> [WHAT IS BEING ASKED] What is the count of lines in the listing below that hold the string "image"? Reply with that number alone.

:::

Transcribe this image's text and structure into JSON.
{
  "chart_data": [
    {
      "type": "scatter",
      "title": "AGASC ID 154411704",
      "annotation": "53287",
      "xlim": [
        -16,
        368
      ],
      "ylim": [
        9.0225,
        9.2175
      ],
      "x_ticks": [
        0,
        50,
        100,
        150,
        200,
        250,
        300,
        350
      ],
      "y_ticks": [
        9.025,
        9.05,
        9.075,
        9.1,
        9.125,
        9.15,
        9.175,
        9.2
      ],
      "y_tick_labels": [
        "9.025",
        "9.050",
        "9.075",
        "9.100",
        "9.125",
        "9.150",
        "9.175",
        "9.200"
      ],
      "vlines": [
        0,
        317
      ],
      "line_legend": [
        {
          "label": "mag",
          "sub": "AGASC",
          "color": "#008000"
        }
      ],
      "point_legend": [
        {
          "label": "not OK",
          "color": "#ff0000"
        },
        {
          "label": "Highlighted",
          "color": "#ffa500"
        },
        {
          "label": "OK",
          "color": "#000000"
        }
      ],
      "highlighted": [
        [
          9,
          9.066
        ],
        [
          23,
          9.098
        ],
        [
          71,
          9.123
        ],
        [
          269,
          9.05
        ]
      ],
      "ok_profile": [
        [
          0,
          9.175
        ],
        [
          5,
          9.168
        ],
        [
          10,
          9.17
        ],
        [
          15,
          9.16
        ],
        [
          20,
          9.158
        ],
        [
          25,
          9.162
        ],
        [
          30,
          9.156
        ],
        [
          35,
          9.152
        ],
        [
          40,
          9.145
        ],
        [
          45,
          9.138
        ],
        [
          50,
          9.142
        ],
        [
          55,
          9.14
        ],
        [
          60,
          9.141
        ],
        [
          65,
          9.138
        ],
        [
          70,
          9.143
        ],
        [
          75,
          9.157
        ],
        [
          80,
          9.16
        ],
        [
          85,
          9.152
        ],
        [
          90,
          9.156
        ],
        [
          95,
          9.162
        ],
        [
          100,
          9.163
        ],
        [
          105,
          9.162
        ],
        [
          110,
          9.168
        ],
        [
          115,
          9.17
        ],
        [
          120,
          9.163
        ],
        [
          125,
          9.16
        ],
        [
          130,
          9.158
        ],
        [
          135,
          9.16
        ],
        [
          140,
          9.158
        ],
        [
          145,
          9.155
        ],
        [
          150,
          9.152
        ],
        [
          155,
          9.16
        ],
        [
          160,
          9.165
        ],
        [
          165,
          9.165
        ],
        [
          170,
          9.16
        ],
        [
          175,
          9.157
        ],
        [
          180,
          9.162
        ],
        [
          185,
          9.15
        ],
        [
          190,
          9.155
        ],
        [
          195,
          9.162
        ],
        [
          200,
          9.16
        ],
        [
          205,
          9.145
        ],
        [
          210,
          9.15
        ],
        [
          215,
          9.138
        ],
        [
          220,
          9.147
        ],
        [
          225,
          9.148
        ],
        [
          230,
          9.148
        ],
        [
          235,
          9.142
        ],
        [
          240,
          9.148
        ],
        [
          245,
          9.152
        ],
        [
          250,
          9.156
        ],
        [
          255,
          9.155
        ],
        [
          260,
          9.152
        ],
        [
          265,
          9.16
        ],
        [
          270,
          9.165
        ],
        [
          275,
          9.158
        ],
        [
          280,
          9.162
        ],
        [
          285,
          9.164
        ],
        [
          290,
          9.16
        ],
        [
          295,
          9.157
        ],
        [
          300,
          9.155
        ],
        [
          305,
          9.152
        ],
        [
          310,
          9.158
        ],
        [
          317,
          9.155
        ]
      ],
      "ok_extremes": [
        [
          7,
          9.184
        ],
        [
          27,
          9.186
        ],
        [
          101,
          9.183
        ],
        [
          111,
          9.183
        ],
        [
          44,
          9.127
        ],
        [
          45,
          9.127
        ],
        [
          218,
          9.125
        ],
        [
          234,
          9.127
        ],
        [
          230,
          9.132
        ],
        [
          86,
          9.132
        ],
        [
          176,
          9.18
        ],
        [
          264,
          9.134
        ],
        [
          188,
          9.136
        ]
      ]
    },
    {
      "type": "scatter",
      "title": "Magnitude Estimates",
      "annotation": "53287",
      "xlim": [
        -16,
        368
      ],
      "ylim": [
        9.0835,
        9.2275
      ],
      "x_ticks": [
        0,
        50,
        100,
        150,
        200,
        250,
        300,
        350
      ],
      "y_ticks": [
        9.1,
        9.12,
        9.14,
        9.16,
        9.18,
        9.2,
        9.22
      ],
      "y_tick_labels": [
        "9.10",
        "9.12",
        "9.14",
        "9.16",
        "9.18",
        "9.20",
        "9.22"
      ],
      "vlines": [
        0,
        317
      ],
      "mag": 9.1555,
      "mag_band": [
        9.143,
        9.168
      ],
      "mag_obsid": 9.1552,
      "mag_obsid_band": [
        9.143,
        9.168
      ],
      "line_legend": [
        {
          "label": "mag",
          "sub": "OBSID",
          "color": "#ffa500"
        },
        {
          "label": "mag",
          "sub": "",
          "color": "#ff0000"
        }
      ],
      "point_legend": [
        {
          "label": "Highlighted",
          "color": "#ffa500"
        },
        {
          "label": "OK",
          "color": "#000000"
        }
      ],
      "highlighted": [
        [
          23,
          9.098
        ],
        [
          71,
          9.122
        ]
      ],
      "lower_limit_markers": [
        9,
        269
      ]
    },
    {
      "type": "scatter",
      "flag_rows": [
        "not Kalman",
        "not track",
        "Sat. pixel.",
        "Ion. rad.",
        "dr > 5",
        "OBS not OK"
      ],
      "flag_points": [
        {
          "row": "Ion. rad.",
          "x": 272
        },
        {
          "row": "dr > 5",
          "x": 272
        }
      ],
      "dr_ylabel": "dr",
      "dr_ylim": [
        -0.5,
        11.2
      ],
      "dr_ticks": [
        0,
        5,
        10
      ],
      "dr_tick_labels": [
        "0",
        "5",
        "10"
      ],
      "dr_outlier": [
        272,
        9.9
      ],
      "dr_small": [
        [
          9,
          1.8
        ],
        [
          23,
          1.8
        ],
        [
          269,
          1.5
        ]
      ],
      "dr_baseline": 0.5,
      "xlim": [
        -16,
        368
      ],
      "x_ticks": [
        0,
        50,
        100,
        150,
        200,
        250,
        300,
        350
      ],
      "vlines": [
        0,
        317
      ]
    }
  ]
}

:::

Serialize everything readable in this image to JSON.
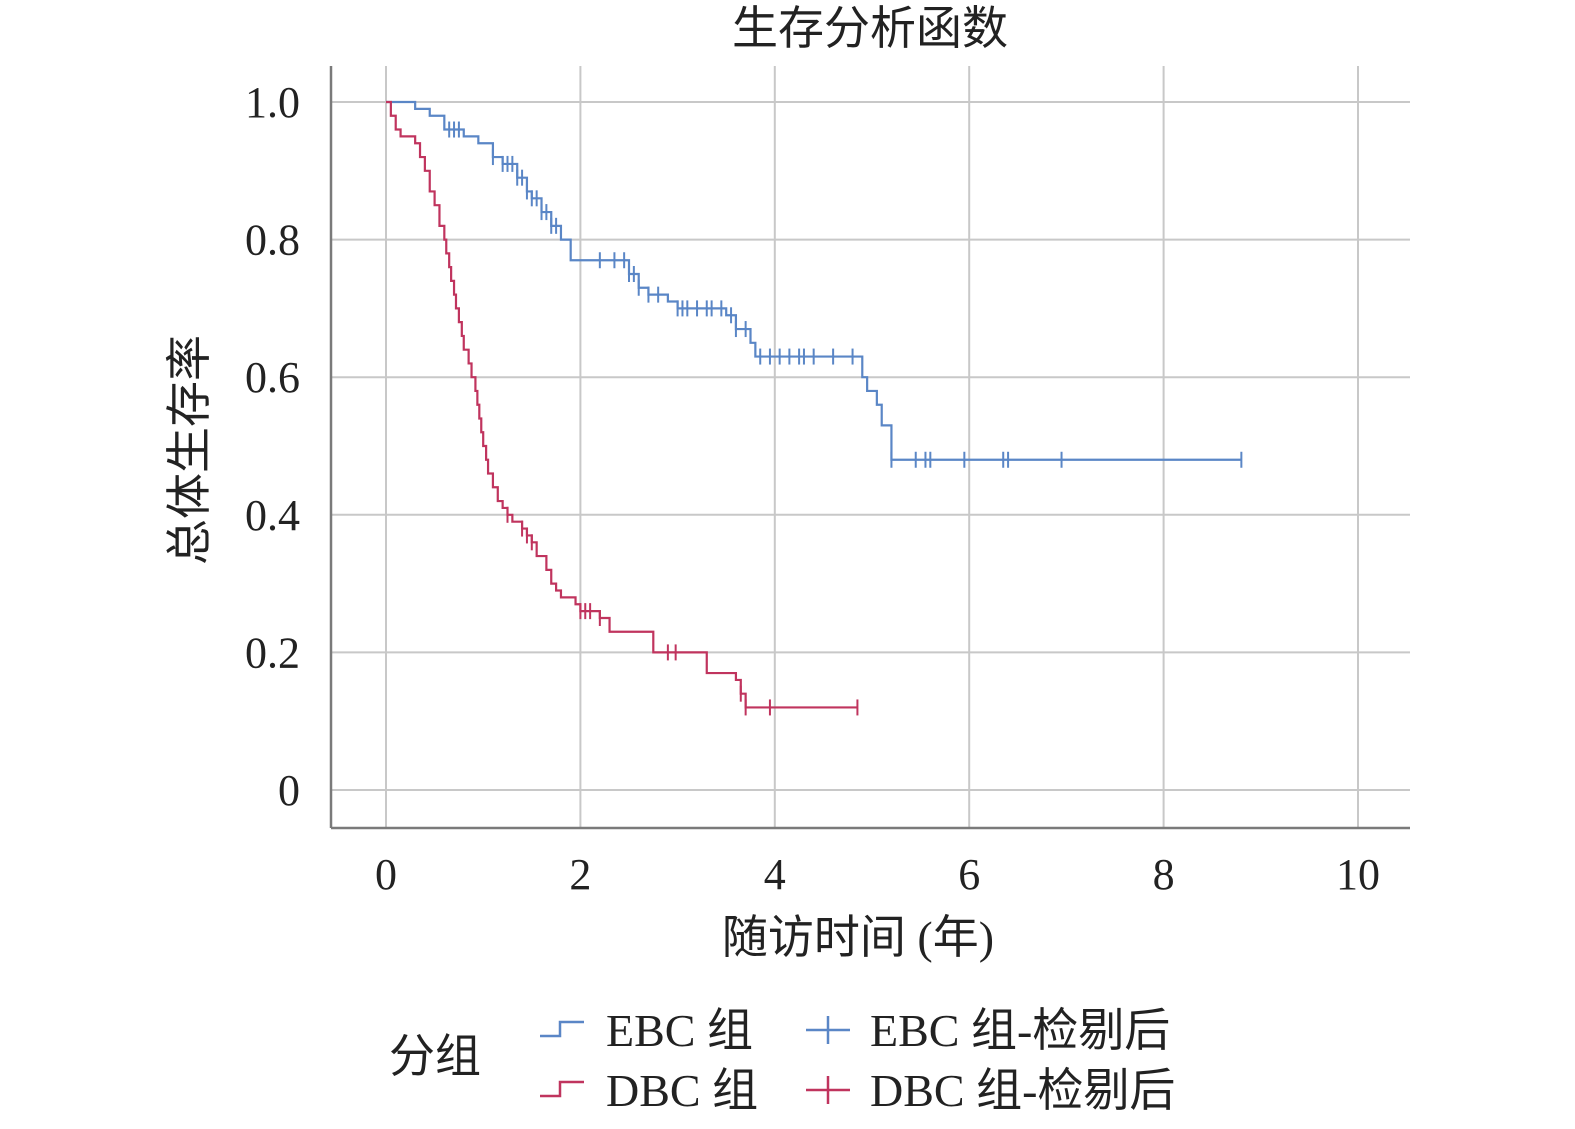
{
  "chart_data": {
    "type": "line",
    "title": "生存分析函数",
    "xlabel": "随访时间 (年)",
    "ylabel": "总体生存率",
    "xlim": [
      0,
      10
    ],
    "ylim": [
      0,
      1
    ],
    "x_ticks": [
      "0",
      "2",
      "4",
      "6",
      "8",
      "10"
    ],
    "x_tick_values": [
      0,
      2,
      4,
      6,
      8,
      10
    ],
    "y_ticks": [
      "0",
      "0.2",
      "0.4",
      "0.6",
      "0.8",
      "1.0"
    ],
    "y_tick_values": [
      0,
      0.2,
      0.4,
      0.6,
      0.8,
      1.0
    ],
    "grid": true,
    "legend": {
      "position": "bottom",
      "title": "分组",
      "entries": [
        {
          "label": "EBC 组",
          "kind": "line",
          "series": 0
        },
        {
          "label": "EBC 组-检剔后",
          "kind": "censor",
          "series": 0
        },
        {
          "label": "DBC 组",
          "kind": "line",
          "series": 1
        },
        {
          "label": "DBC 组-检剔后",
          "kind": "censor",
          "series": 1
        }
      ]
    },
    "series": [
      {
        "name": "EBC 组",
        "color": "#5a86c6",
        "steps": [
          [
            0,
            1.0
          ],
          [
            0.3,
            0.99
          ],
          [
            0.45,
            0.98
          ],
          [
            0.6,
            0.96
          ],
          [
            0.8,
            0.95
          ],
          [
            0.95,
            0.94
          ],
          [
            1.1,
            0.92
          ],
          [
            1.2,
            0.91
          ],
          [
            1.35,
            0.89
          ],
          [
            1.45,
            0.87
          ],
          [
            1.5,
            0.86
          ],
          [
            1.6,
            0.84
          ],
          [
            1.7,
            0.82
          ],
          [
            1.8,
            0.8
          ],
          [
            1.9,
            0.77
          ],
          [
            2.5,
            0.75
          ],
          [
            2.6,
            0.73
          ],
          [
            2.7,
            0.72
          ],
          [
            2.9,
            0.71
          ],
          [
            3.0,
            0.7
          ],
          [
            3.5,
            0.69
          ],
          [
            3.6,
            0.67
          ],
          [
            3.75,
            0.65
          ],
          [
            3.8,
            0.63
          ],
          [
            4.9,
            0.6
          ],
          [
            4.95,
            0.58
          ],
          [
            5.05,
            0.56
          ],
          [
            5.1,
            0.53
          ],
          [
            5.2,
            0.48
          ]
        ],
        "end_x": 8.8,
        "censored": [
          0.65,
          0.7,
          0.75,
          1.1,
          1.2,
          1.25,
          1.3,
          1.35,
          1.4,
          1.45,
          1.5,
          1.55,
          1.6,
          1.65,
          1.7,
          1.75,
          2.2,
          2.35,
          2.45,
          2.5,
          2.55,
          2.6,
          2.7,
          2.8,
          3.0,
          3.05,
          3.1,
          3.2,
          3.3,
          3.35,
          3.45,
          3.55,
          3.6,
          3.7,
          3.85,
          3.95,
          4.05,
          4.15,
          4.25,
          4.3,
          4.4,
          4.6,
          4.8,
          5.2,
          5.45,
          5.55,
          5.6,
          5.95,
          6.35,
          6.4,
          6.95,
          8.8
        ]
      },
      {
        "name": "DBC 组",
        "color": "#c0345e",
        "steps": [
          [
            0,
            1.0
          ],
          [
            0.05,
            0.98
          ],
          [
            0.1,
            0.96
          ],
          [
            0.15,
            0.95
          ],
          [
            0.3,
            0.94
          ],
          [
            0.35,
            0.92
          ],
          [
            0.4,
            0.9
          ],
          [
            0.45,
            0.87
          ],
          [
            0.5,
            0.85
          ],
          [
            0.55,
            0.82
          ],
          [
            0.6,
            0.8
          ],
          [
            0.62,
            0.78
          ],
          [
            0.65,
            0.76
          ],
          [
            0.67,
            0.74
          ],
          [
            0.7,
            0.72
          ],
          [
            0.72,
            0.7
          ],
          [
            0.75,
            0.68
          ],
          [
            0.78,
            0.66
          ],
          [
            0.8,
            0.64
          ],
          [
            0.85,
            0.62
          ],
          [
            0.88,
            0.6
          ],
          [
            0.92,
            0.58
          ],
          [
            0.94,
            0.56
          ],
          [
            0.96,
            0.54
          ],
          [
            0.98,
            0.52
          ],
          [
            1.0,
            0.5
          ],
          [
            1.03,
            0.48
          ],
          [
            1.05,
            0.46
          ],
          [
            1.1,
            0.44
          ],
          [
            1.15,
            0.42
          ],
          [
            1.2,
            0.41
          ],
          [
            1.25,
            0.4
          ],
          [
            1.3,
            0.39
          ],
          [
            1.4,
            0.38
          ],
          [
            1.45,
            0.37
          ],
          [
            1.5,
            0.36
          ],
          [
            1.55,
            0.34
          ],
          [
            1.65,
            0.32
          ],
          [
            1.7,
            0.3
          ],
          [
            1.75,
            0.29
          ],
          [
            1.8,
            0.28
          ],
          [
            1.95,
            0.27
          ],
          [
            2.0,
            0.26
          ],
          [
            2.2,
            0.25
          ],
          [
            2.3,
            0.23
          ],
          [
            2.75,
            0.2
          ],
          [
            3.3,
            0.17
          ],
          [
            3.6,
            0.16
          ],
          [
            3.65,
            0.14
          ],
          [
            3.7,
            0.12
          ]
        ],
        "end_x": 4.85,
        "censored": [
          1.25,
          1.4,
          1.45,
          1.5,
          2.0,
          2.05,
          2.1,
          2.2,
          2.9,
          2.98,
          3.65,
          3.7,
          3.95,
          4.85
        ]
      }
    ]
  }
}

:::

> [TASK SOLUTION] 2